Task requirements
Extract every line below that contains the word "color".

Input records
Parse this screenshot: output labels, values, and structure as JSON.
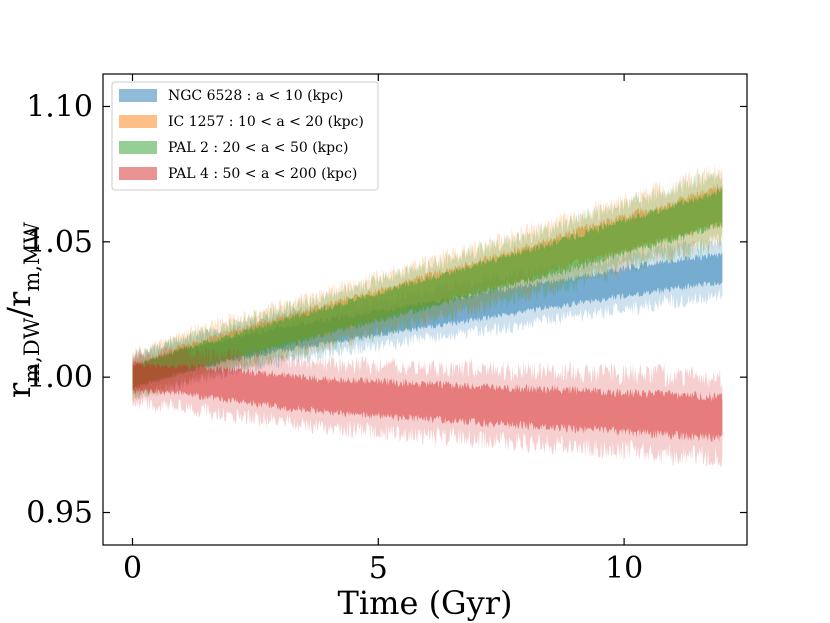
{
  "chart_data": {
    "type": "area",
    "title": "",
    "xlabel": "Time (Gyr)",
    "ylabel": {
      "base": "r",
      "num_sub": "m,DW",
      "sep": "/r",
      "den_sub": "m,MW"
    },
    "xlim": [
      -0.6,
      12.5
    ],
    "ylim": [
      0.938,
      1.112
    ],
    "xticks": [
      0,
      5,
      10
    ],
    "xtick_labels": [
      "0",
      "5",
      "10"
    ],
    "yticks": [
      0.95,
      1.0,
      1.05,
      1.1
    ],
    "ytick_labels": [
      "0.95",
      "1.00",
      "1.05",
      "1.10"
    ],
    "grid": false,
    "legend_position": "top-left",
    "series": [
      {
        "name": "NGC 6528 : a < 10 (kpc)",
        "color": "#1f77b4",
        "x": [
          0,
          1,
          2,
          3,
          4,
          5,
          6,
          7,
          8,
          9,
          10,
          11,
          12
        ],
        "mean": [
          1.0,
          1.006,
          1.01,
          1.014,
          1.017,
          1.02,
          1.023,
          1.026,
          1.029,
          1.032,
          1.035,
          1.038,
          1.04
        ],
        "spread": [
          0.01,
          0.01,
          0.01,
          0.011,
          0.011,
          0.011,
          0.011,
          0.012,
          0.012,
          0.012,
          0.013,
          0.013,
          0.013
        ]
      },
      {
        "name": "IC 1257 : 10 < a < 20 (kpc)",
        "color": "#ff7f0e",
        "x": [
          0,
          1,
          2,
          3,
          4,
          5,
          6,
          7,
          8,
          9,
          10,
          11,
          12
        ],
        "mean": [
          1.0,
          1.007,
          1.012,
          1.017,
          1.022,
          1.027,
          1.032,
          1.037,
          1.042,
          1.048,
          1.053,
          1.058,
          1.064
        ],
        "spread": [
          0.01,
          0.011,
          0.012,
          0.012,
          0.013,
          0.013,
          0.014,
          0.014,
          0.015,
          0.015,
          0.016,
          0.016,
          0.017
        ]
      },
      {
        "name": "PAL 2 : 20 < a < 50 (kpc)",
        "color": "#2ca02c",
        "x": [
          0,
          1,
          2,
          3,
          4,
          5,
          6,
          7,
          8,
          9,
          10,
          11,
          12
        ],
        "mean": [
          1.0,
          1.006,
          1.011,
          1.016,
          1.021,
          1.026,
          1.031,
          1.036,
          1.041,
          1.046,
          1.052,
          1.057,
          1.063
        ],
        "spread": [
          0.01,
          0.011,
          0.011,
          0.012,
          0.012,
          0.013,
          0.013,
          0.014,
          0.014,
          0.015,
          0.015,
          0.016,
          0.016
        ]
      },
      {
        "name": "PAL 4 : 50 < a < 200 (kpc)",
        "color": "#d62728",
        "x": [
          0,
          1,
          2,
          3,
          4,
          5,
          6,
          7,
          8,
          9,
          10,
          11,
          12
        ],
        "mean": [
          1.0,
          0.999,
          0.997,
          0.995,
          0.993,
          0.992,
          0.991,
          0.99,
          0.989,
          0.988,
          0.987,
          0.986,
          0.985
        ],
        "spread": [
          0.012,
          0.013,
          0.014,
          0.015,
          0.015,
          0.016,
          0.016,
          0.017,
          0.017,
          0.018,
          0.018,
          0.019,
          0.019
        ]
      }
    ]
  }
}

Task output
        "color": "#1f77b4",
        "color": "#ff7f0e",
        "color": "#2ca02c",
        "color": "#d62728",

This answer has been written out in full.